Problem statement → Send each entry back exactly as given, pictures excluded.

Recorded data →
┄┄┄┄┄┄┄┄┄┄

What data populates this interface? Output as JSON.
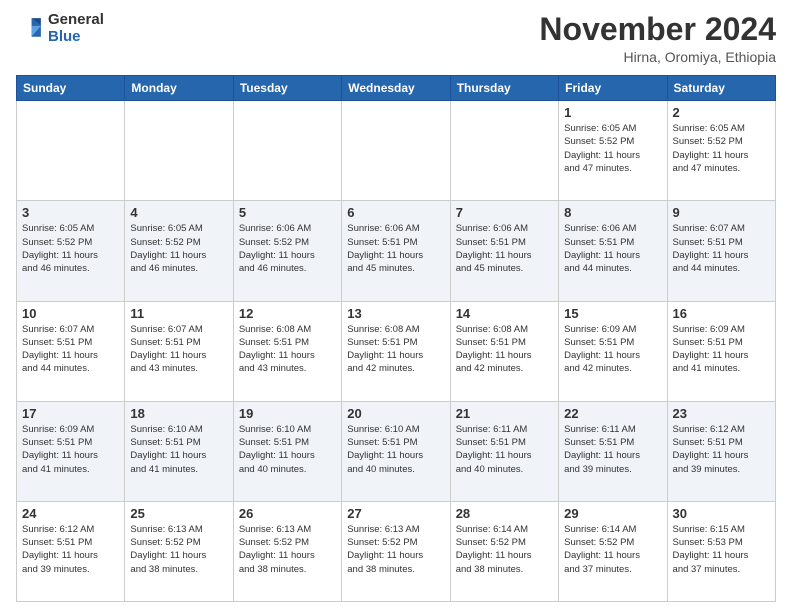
{
  "header": {
    "logo": {
      "general": "General",
      "blue": "Blue"
    },
    "title": "November 2024",
    "location": "Hirna, Oromiya, Ethiopia"
  },
  "weekdays": [
    "Sunday",
    "Monday",
    "Tuesday",
    "Wednesday",
    "Thursday",
    "Friday",
    "Saturday"
  ],
  "weeks": [
    [
      {
        "day": "",
        "info": ""
      },
      {
        "day": "",
        "info": ""
      },
      {
        "day": "",
        "info": ""
      },
      {
        "day": "",
        "info": ""
      },
      {
        "day": "",
        "info": ""
      },
      {
        "day": "1",
        "info": "Sunrise: 6:05 AM\nSunset: 5:52 PM\nDaylight: 11 hours\nand 47 minutes."
      },
      {
        "day": "2",
        "info": "Sunrise: 6:05 AM\nSunset: 5:52 PM\nDaylight: 11 hours\nand 47 minutes."
      }
    ],
    [
      {
        "day": "3",
        "info": "Sunrise: 6:05 AM\nSunset: 5:52 PM\nDaylight: 11 hours\nand 46 minutes."
      },
      {
        "day": "4",
        "info": "Sunrise: 6:05 AM\nSunset: 5:52 PM\nDaylight: 11 hours\nand 46 minutes."
      },
      {
        "day": "5",
        "info": "Sunrise: 6:06 AM\nSunset: 5:52 PM\nDaylight: 11 hours\nand 46 minutes."
      },
      {
        "day": "6",
        "info": "Sunrise: 6:06 AM\nSunset: 5:51 PM\nDaylight: 11 hours\nand 45 minutes."
      },
      {
        "day": "7",
        "info": "Sunrise: 6:06 AM\nSunset: 5:51 PM\nDaylight: 11 hours\nand 45 minutes."
      },
      {
        "day": "8",
        "info": "Sunrise: 6:06 AM\nSunset: 5:51 PM\nDaylight: 11 hours\nand 44 minutes."
      },
      {
        "day": "9",
        "info": "Sunrise: 6:07 AM\nSunset: 5:51 PM\nDaylight: 11 hours\nand 44 minutes."
      }
    ],
    [
      {
        "day": "10",
        "info": "Sunrise: 6:07 AM\nSunset: 5:51 PM\nDaylight: 11 hours\nand 44 minutes."
      },
      {
        "day": "11",
        "info": "Sunrise: 6:07 AM\nSunset: 5:51 PM\nDaylight: 11 hours\nand 43 minutes."
      },
      {
        "day": "12",
        "info": "Sunrise: 6:08 AM\nSunset: 5:51 PM\nDaylight: 11 hours\nand 43 minutes."
      },
      {
        "day": "13",
        "info": "Sunrise: 6:08 AM\nSunset: 5:51 PM\nDaylight: 11 hours\nand 42 minutes."
      },
      {
        "day": "14",
        "info": "Sunrise: 6:08 AM\nSunset: 5:51 PM\nDaylight: 11 hours\nand 42 minutes."
      },
      {
        "day": "15",
        "info": "Sunrise: 6:09 AM\nSunset: 5:51 PM\nDaylight: 11 hours\nand 42 minutes."
      },
      {
        "day": "16",
        "info": "Sunrise: 6:09 AM\nSunset: 5:51 PM\nDaylight: 11 hours\nand 41 minutes."
      }
    ],
    [
      {
        "day": "17",
        "info": "Sunrise: 6:09 AM\nSunset: 5:51 PM\nDaylight: 11 hours\nand 41 minutes."
      },
      {
        "day": "18",
        "info": "Sunrise: 6:10 AM\nSunset: 5:51 PM\nDaylight: 11 hours\nand 41 minutes."
      },
      {
        "day": "19",
        "info": "Sunrise: 6:10 AM\nSunset: 5:51 PM\nDaylight: 11 hours\nand 40 minutes."
      },
      {
        "day": "20",
        "info": "Sunrise: 6:10 AM\nSunset: 5:51 PM\nDaylight: 11 hours\nand 40 minutes."
      },
      {
        "day": "21",
        "info": "Sunrise: 6:11 AM\nSunset: 5:51 PM\nDaylight: 11 hours\nand 40 minutes."
      },
      {
        "day": "22",
        "info": "Sunrise: 6:11 AM\nSunset: 5:51 PM\nDaylight: 11 hours\nand 39 minutes."
      },
      {
        "day": "23",
        "info": "Sunrise: 6:12 AM\nSunset: 5:51 PM\nDaylight: 11 hours\nand 39 minutes."
      }
    ],
    [
      {
        "day": "24",
        "info": "Sunrise: 6:12 AM\nSunset: 5:51 PM\nDaylight: 11 hours\nand 39 minutes."
      },
      {
        "day": "25",
        "info": "Sunrise: 6:13 AM\nSunset: 5:52 PM\nDaylight: 11 hours\nand 38 minutes."
      },
      {
        "day": "26",
        "info": "Sunrise: 6:13 AM\nSunset: 5:52 PM\nDaylight: 11 hours\nand 38 minutes."
      },
      {
        "day": "27",
        "info": "Sunrise: 6:13 AM\nSunset: 5:52 PM\nDaylight: 11 hours\nand 38 minutes."
      },
      {
        "day": "28",
        "info": "Sunrise: 6:14 AM\nSunset: 5:52 PM\nDaylight: 11 hours\nand 38 minutes."
      },
      {
        "day": "29",
        "info": "Sunrise: 6:14 AM\nSunset: 5:52 PM\nDaylight: 11 hours\nand 37 minutes."
      },
      {
        "day": "30",
        "info": "Sunrise: 6:15 AM\nSunset: 5:53 PM\nDaylight: 11 hours\nand 37 minutes."
      }
    ]
  ]
}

┄┄┄┄┄┄┄┄┄┄

Exercise response →
What data populates this interface? Output as JSON.
{
  "header": {
    "logo": {
      "general": "General",
      "blue": "Blue"
    },
    "title": "November 2024",
    "location": "Hirna, Oromiya, Ethiopia"
  },
  "weekdays": [
    "Sunday",
    "Monday",
    "Tuesday",
    "Wednesday",
    "Thursday",
    "Friday",
    "Saturday"
  ],
  "weeks": [
    [
      {
        "day": "",
        "info": ""
      },
      {
        "day": "",
        "info": ""
      },
      {
        "day": "",
        "info": ""
      },
      {
        "day": "",
        "info": ""
      },
      {
        "day": "",
        "info": ""
      },
      {
        "day": "1",
        "info": "Sunrise: 6:05 AM\nSunset: 5:52 PM\nDaylight: 11 hours\nand 47 minutes."
      },
      {
        "day": "2",
        "info": "Sunrise: 6:05 AM\nSunset: 5:52 PM\nDaylight: 11 hours\nand 47 minutes."
      }
    ],
    [
      {
        "day": "3",
        "info": "Sunrise: 6:05 AM\nSunset: 5:52 PM\nDaylight: 11 hours\nand 46 minutes."
      },
      {
        "day": "4",
        "info": "Sunrise: 6:05 AM\nSunset: 5:52 PM\nDaylight: 11 hours\nand 46 minutes."
      },
      {
        "day": "5",
        "info": "Sunrise: 6:06 AM\nSunset: 5:52 PM\nDaylight: 11 hours\nand 46 minutes."
      },
      {
        "day": "6",
        "info": "Sunrise: 6:06 AM\nSunset: 5:51 PM\nDaylight: 11 hours\nand 45 minutes."
      },
      {
        "day": "7",
        "info": "Sunrise: 6:06 AM\nSunset: 5:51 PM\nDaylight: 11 hours\nand 45 minutes."
      },
      {
        "day": "8",
        "info": "Sunrise: 6:06 AM\nSunset: 5:51 PM\nDaylight: 11 hours\nand 44 minutes."
      },
      {
        "day": "9",
        "info": "Sunrise: 6:07 AM\nSunset: 5:51 PM\nDaylight: 11 hours\nand 44 minutes."
      }
    ],
    [
      {
        "day": "10",
        "info": "Sunrise: 6:07 AM\nSunset: 5:51 PM\nDaylight: 11 hours\nand 44 minutes."
      },
      {
        "day": "11",
        "info": "Sunrise: 6:07 AM\nSunset: 5:51 PM\nDaylight: 11 hours\nand 43 minutes."
      },
      {
        "day": "12",
        "info": "Sunrise: 6:08 AM\nSunset: 5:51 PM\nDaylight: 11 hours\nand 43 minutes."
      },
      {
        "day": "13",
        "info": "Sunrise: 6:08 AM\nSunset: 5:51 PM\nDaylight: 11 hours\nand 42 minutes."
      },
      {
        "day": "14",
        "info": "Sunrise: 6:08 AM\nSunset: 5:51 PM\nDaylight: 11 hours\nand 42 minutes."
      },
      {
        "day": "15",
        "info": "Sunrise: 6:09 AM\nSunset: 5:51 PM\nDaylight: 11 hours\nand 42 minutes."
      },
      {
        "day": "16",
        "info": "Sunrise: 6:09 AM\nSunset: 5:51 PM\nDaylight: 11 hours\nand 41 minutes."
      }
    ],
    [
      {
        "day": "17",
        "info": "Sunrise: 6:09 AM\nSunset: 5:51 PM\nDaylight: 11 hours\nand 41 minutes."
      },
      {
        "day": "18",
        "info": "Sunrise: 6:10 AM\nSunset: 5:51 PM\nDaylight: 11 hours\nand 41 minutes."
      },
      {
        "day": "19",
        "info": "Sunrise: 6:10 AM\nSunset: 5:51 PM\nDaylight: 11 hours\nand 40 minutes."
      },
      {
        "day": "20",
        "info": "Sunrise: 6:10 AM\nSunset: 5:51 PM\nDaylight: 11 hours\nand 40 minutes."
      },
      {
        "day": "21",
        "info": "Sunrise: 6:11 AM\nSunset: 5:51 PM\nDaylight: 11 hours\nand 40 minutes."
      },
      {
        "day": "22",
        "info": "Sunrise: 6:11 AM\nSunset: 5:51 PM\nDaylight: 11 hours\nand 39 minutes."
      },
      {
        "day": "23",
        "info": "Sunrise: 6:12 AM\nSunset: 5:51 PM\nDaylight: 11 hours\nand 39 minutes."
      }
    ],
    [
      {
        "day": "24",
        "info": "Sunrise: 6:12 AM\nSunset: 5:51 PM\nDaylight: 11 hours\nand 39 minutes."
      },
      {
        "day": "25",
        "info": "Sunrise: 6:13 AM\nSunset: 5:52 PM\nDaylight: 11 hours\nand 38 minutes."
      },
      {
        "day": "26",
        "info": "Sunrise: 6:13 AM\nSunset: 5:52 PM\nDaylight: 11 hours\nand 38 minutes."
      },
      {
        "day": "27",
        "info": "Sunrise: 6:13 AM\nSunset: 5:52 PM\nDaylight: 11 hours\nand 38 minutes."
      },
      {
        "day": "28",
        "info": "Sunrise: 6:14 AM\nSunset: 5:52 PM\nDaylight: 11 hours\nand 38 minutes."
      },
      {
        "day": "29",
        "info": "Sunrise: 6:14 AM\nSunset: 5:52 PM\nDaylight: 11 hours\nand 37 minutes."
      },
      {
        "day": "30",
        "info": "Sunrise: 6:15 AM\nSunset: 5:53 PM\nDaylight: 11 hours\nand 37 minutes."
      }
    ]
  ]
}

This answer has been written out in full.